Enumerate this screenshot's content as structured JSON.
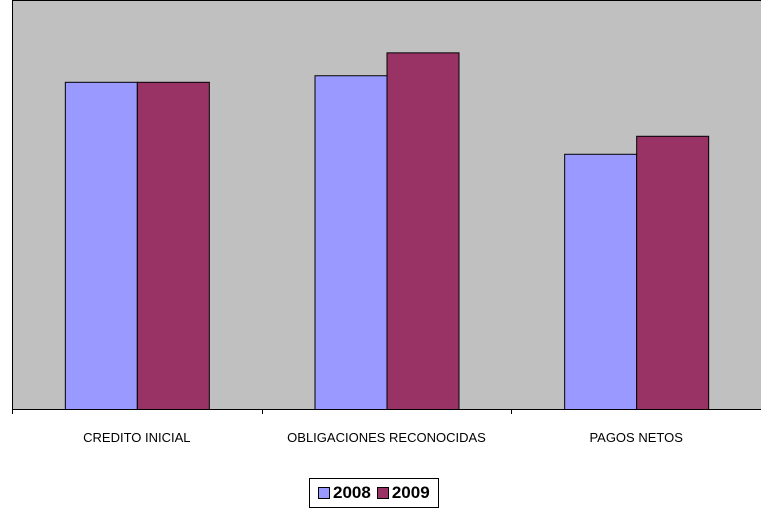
{
  "chart_data": {
    "type": "bar",
    "categories": [
      "CREDITO INICIAL",
      "OBLIGACIONES RECONOCIDAS",
      "PAGOS NETOS"
    ],
    "series": [
      {
        "name": "2008",
        "values": [
          100,
          102,
          78
        ],
        "color": "#9999ff"
      },
      {
        "name": "2009",
        "values": [
          100,
          109,
          83.5
        ],
        "color": "#993366"
      }
    ],
    "ylim": [
      0,
      125
    ],
    "plot_background": "#c0c0c0",
    "grid": false,
    "legend_position": "bottom"
  }
}
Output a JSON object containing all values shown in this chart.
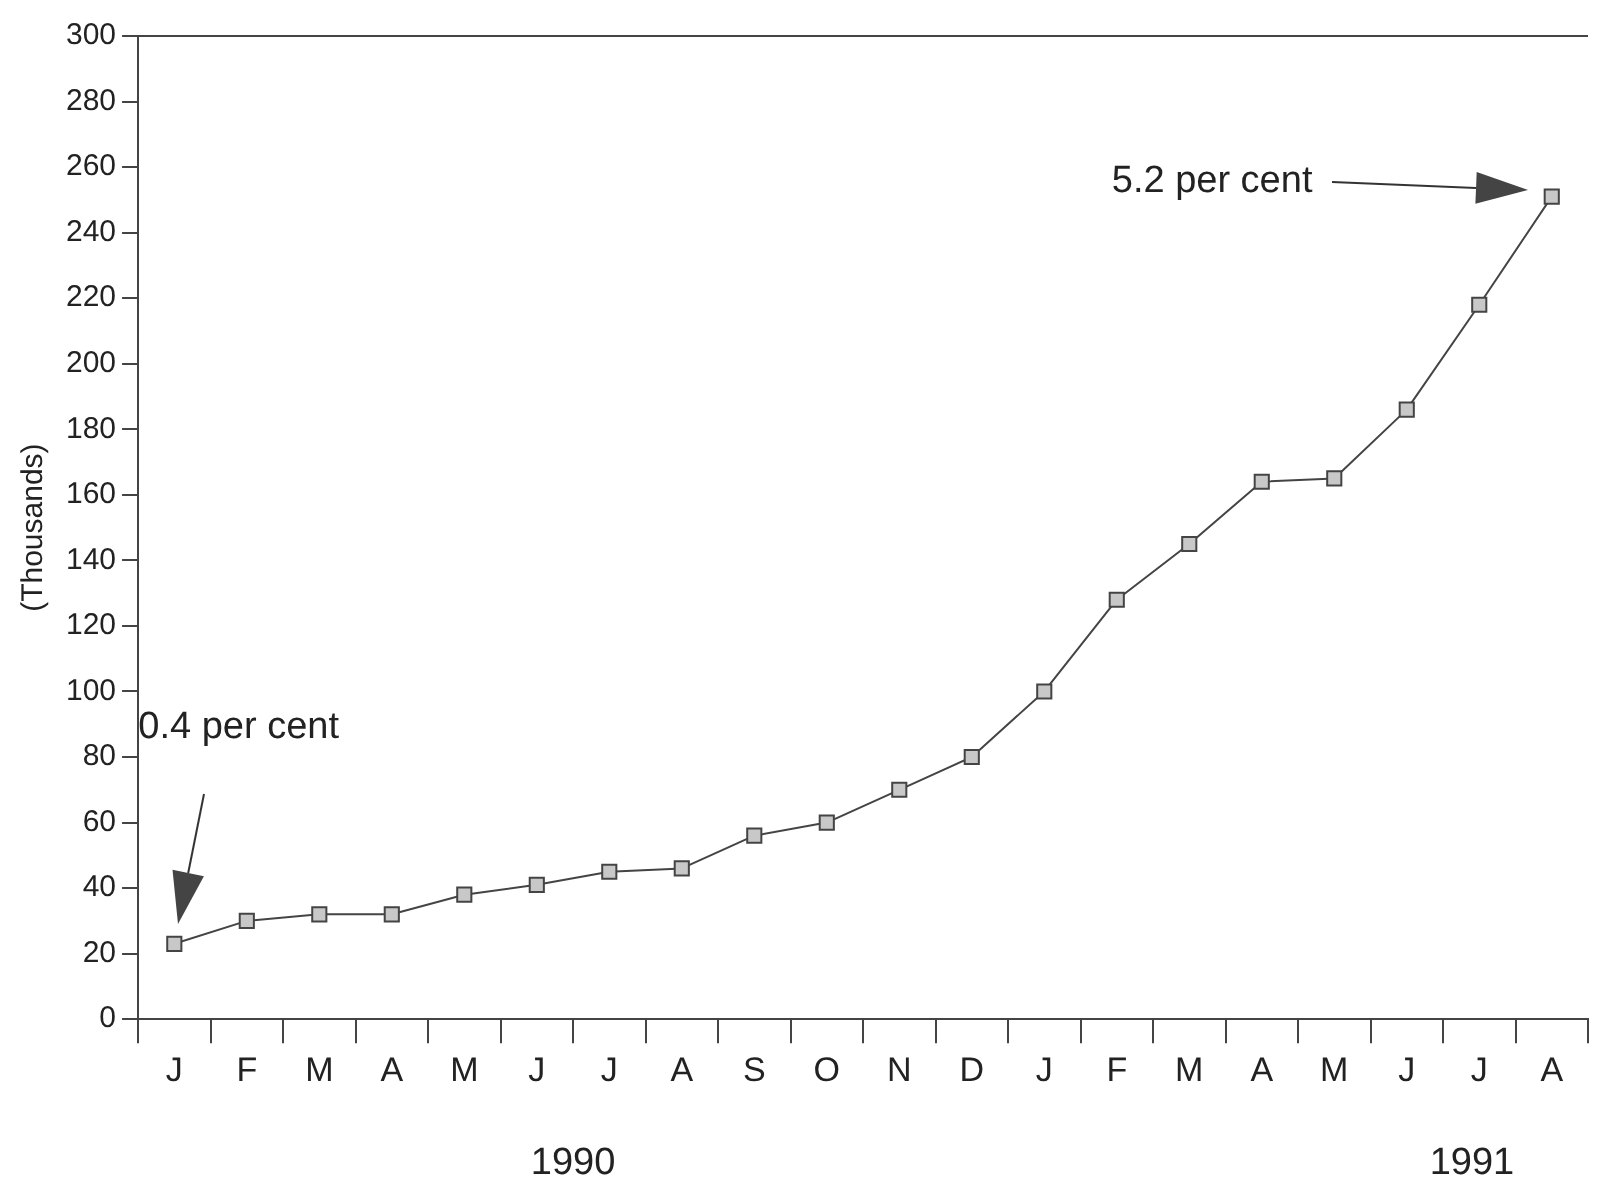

···

■ **Exercise goal**
Reproduce every line exactly and omit all pictures.

■ **Exercise response**
Enumerate this screenshot's content as structured JSON.
{
  "chart_data": {
    "type": "bar",
    "categories": [
      "CREDITO INICIAL",
      "OBLIGACIONES RECONOCIDAS",
      "PAGOS NETOS"
    ],
    "series": [
      {
        "name": "2008",
        "values": [
          100,
          102,
          78
        ],
        "color": "#9999ff"
      },
      {
        "name": "2009",
        "values": [
          100,
          109,
          83.5
        ],
        "color": "#993366"
      }
    ],
    "ylim": [
      0,
      125
    ],
    "plot_background": "#c0c0c0",
    "grid": false,
    "legend_position": "bottom"
  }
}
Output a JSON object containing all values shown in this chart.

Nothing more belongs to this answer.